▶ **Data in this exercise**:
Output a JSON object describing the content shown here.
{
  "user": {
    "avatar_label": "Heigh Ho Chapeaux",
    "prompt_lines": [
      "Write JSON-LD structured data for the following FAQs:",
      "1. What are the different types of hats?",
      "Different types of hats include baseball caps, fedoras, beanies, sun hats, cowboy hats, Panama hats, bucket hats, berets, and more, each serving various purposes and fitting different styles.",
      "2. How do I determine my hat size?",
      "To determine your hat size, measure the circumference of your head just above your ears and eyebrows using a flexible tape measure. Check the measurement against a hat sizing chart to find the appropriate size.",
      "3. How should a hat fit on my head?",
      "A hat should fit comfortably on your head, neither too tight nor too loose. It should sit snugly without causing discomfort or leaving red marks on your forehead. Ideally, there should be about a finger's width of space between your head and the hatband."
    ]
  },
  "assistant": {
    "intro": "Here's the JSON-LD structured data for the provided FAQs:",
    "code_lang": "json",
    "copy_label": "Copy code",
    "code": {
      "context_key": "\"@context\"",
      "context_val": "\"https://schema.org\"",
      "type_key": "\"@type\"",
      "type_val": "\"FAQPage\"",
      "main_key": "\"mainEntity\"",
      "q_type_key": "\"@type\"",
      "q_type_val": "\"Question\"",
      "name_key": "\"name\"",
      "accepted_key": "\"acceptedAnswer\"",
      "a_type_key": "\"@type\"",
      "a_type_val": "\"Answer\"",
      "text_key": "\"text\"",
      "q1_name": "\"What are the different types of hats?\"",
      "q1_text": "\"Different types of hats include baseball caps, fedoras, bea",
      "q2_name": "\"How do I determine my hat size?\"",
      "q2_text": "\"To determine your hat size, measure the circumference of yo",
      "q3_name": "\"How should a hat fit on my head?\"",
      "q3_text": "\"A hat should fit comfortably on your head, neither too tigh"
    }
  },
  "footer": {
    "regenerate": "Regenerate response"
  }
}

▶ **Problem requirements**: Transcribe all the entries, keeping each one exactly as it is.

▶ **Exercise answer**:
Output a JSON object describing the content shown here.
{
  "user": {
    "avatar_label": "Heigh Ho Chapeaux",
    "prompt_lines": [
      "Write JSON-LD structured data for the following FAQs:",
      "1. What are the different types of hats?",
      "Different types of hats include baseball caps, fedoras, beanies, sun hats, cowboy hats, Panama hats, bucket hats, berets, and more, each serving various purposes and fitting different styles.",
      "2. How do I determine my hat size?",
      "To determine your hat size, measure the circumference of your head just above your ears and eyebrows using a flexible tape measure. Check the measurement against a hat sizing chart to find the appropriate size.",
      "3. How should a hat fit on my head?",
      "A hat should fit comfortably on your head, neither too tight nor too loose. It should sit snugly without causing discomfort or leaving red marks on your forehead. Ideally, there should be about a finger's width of space between your head and the hatband."
    ]
  },
  "assistant": {
    "intro": "Here's the JSON-LD structured data for the provided FAQs:",
    "code_lang": "json",
    "copy_label": "Copy code",
    "code": {
      "context_key": "\"@context\"",
      "context_val": "\"https://schema.org\"",
      "type_key": "\"@type\"",
      "type_val": "\"FAQPage\"",
      "main_key": "\"mainEntity\"",
      "q_type_key": "\"@type\"",
      "q_type_val": "\"Question\"",
      "name_key": "\"name\"",
      "accepted_key": "\"acceptedAnswer\"",
      "a_type_key": "\"@type\"",
      "a_type_val": "\"Answer\"",
      "text_key": "\"text\"",
      "q1_name": "\"What are the different types of hats?\"",
      "q1_text": "\"Different types of hats include baseball caps, fedoras, bea",
      "q2_name": "\"How do I determine my hat size?\"",
      "q2_text": "\"To determine your hat size, measure the circumference of yo",
      "q3_name": "\"How should a hat fit on my head?\"",
      "q3_text": "\"A hat should fit comfortably on your head, neither too tigh"
    }
  },
  "footer": {
    "regenerate": "Regenerate response"
  }
}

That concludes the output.